Complétez ce qui suit:
(a) D'après l'article sur Beach House, qui est l'arrangeur du duo ?
(b) Traduisez en anglais cette phrase de l'article sur Beach House : « Le duo emblématique de Baltimore nous a délivré le 18 février un neuvième album attendu par tous les fans de dream pop. »

++++ Texte du document ++++

L’odyssée planante de Beach House

Le duo emblématique de Baltimore nous a délivré le 18 février un neuvième album attendu par tous les fans de dream pop. Après trois ans d’élaboration, One Twice Melody se présente en quatre chapitres qui ont été dévoilés au fur et à mesure à partir de novembre 2021. Près de quatre-vingt-cinq minutes de rêveries parcourent cette pièce musicale saisissante et inoubliable. Beach House a dix-huit ans et continue de prospérer avec sa recette inimitable

Chapter 1 – Pink Funeral

C’est par quelques notes de guitares acoustiques et quelques éparses effets gazeux de leurs synthés que nous plongeons dans l’antre nostalgique et pensif de Victoria Legrand et Alex Scally. Les paroles évoquent des couleurs chaudes «Out in the summer sun »   qui contrastent avec une obscurité croissante « There’ll always be your shadow » et donnent d’ores et déjà une idée du contenu. Les envolées du titre éponyme de l’album sont ici sublimées par ces cordes naissantes ajustées à la symphonie sixties dont David Campbell, leur arrangeur, en est l’initiateur.

Découvert très vite en novembre, le véritable bijou de ce premier chapitre est sans conteste le grandiloquent Superstar. D’une progressivité calme et émotive, le duo parvient à nous faire planer et encore une fois, de pleurer au sujet d’une relation finie qui s’éteint comme une étoile filante. Les premiers mots de ce titre répondent à ceux des Smiths sur There Is A Light That Never Goes Out : « There’s a light going out tonight ». Les changements de rythmes et d’accord sur la voix chill de Victoria nous surprennent. On se sent éloigner au fur et à mesure des liens qui nous raccroche à la terre ferme, avec ce sentiment ambivalent de tristesse et d’apaisement. Peu de groupe parvienne à créer une masterclass musicale de cette sorte, Beach House en fait partie.

++++ Lignes de données ++++

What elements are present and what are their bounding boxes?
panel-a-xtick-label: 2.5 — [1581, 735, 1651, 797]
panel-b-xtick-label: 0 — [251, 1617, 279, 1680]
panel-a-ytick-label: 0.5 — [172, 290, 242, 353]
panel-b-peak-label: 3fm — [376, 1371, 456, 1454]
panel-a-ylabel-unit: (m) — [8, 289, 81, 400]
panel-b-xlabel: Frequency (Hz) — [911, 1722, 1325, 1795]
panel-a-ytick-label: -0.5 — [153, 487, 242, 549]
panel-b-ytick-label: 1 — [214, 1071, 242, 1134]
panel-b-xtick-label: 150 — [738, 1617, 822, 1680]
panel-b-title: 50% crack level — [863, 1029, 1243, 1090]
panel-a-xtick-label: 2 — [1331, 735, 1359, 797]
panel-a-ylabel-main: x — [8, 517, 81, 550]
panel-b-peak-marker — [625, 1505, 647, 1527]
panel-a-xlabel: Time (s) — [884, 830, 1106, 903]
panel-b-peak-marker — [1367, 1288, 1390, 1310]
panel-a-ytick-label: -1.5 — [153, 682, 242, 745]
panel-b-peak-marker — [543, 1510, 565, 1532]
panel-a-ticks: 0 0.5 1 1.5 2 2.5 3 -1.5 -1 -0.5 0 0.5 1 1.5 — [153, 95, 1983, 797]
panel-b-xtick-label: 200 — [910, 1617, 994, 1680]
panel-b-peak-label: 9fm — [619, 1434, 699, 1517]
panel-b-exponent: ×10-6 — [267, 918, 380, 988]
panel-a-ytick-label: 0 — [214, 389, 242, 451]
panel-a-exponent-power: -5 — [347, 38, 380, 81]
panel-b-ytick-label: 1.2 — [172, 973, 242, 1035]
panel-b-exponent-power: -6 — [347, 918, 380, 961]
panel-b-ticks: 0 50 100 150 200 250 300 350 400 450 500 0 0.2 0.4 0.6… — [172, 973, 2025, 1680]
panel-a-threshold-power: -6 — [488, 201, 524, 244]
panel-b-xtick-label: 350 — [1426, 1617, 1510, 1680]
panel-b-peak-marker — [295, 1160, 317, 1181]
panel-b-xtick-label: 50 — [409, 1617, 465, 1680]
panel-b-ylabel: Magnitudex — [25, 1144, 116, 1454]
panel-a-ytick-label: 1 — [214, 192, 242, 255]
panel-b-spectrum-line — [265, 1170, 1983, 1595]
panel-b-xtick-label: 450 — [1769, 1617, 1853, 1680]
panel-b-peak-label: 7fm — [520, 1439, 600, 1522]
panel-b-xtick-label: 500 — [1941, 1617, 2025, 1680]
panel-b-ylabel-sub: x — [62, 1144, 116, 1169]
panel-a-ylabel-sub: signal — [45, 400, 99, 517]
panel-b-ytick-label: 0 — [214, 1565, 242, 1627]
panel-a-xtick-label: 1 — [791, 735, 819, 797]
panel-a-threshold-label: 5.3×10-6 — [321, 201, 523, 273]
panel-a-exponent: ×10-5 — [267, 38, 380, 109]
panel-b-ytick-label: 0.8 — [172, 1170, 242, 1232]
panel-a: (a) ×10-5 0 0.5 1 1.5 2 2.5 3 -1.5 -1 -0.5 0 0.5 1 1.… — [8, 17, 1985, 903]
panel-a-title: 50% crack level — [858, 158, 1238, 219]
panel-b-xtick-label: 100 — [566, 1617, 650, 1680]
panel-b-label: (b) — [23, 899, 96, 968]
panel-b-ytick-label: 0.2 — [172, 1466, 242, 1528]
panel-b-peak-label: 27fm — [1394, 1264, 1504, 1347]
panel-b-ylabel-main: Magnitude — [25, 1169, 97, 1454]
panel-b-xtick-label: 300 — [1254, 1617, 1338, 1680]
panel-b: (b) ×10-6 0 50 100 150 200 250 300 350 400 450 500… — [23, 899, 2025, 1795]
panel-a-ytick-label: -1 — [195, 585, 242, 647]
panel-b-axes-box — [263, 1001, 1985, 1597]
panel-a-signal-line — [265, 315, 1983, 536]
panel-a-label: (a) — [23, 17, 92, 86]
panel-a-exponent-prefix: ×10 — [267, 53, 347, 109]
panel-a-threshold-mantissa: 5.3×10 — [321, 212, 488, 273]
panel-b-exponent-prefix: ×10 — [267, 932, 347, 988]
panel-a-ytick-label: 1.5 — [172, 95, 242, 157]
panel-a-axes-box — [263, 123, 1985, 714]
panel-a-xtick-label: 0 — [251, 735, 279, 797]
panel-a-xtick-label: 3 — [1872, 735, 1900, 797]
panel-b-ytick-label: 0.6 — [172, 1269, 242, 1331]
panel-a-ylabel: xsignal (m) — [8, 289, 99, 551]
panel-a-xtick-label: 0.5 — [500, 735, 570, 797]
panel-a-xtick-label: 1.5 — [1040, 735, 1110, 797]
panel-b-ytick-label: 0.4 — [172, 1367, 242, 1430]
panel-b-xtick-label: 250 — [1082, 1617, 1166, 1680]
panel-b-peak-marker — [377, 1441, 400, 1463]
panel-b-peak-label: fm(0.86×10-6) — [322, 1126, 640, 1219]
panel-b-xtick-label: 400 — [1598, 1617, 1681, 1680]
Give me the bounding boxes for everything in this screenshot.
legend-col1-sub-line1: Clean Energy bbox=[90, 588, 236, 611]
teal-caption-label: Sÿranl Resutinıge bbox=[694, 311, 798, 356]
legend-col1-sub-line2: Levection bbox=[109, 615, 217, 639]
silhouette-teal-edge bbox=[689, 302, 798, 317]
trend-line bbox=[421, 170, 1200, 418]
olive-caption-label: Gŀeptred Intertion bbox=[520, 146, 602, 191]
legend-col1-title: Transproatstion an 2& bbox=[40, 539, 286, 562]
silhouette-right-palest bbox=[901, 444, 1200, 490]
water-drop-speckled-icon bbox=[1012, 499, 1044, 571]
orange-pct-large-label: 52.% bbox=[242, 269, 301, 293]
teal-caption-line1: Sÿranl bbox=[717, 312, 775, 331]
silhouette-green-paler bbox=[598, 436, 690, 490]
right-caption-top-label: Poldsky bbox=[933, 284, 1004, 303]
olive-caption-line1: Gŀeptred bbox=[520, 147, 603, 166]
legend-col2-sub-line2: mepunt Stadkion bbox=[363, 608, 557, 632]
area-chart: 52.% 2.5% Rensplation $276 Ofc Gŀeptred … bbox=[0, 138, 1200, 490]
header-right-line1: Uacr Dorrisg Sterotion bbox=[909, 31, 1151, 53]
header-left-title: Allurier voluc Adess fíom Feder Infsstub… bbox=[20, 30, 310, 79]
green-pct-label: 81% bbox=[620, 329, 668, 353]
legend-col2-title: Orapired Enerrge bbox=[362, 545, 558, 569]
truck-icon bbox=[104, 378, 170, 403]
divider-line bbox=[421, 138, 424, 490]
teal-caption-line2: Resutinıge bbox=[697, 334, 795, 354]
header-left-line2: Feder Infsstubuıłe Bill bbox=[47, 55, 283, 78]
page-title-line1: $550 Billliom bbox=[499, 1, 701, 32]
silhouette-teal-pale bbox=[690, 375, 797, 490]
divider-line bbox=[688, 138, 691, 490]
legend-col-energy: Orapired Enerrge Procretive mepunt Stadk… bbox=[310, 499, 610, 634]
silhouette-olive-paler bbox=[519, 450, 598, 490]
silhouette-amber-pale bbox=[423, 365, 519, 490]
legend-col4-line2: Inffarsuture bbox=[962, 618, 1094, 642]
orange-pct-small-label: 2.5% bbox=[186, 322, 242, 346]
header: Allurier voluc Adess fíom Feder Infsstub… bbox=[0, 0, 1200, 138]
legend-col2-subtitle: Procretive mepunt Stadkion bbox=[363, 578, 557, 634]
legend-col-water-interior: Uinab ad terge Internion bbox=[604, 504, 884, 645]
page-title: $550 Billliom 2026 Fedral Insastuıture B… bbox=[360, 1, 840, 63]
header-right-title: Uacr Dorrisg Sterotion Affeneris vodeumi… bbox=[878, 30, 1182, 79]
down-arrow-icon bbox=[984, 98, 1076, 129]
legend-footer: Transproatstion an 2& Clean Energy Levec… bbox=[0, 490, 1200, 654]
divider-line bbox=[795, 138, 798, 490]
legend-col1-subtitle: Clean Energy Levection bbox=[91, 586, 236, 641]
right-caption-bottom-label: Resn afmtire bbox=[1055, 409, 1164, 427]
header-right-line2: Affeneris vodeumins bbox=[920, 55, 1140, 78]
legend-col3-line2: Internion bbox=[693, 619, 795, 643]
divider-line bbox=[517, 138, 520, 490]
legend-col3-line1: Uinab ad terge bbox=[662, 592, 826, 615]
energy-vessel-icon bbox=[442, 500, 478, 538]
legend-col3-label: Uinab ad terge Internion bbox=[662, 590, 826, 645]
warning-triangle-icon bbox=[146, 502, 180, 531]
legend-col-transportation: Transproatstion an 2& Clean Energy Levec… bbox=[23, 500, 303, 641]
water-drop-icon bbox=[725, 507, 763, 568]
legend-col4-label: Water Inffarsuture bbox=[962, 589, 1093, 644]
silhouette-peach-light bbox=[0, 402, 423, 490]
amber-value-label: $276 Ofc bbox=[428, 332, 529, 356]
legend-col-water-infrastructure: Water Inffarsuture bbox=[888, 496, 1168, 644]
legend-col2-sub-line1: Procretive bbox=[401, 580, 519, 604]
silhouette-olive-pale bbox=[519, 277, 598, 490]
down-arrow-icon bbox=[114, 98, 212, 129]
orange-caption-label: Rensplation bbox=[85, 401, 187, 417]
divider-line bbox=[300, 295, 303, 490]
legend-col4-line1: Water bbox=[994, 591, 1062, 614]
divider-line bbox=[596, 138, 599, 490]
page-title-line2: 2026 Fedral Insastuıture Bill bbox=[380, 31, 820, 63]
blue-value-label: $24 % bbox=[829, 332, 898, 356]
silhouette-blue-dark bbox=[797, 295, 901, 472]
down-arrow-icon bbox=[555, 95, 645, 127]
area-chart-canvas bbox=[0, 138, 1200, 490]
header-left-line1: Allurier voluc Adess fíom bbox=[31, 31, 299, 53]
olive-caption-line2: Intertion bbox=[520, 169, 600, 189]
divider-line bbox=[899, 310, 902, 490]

++++

Réponses attendues:
(a) David Campbell.

(b) On February 18, the iconic Baltimore duo delivered a ninth album awaited by all dream pop fans.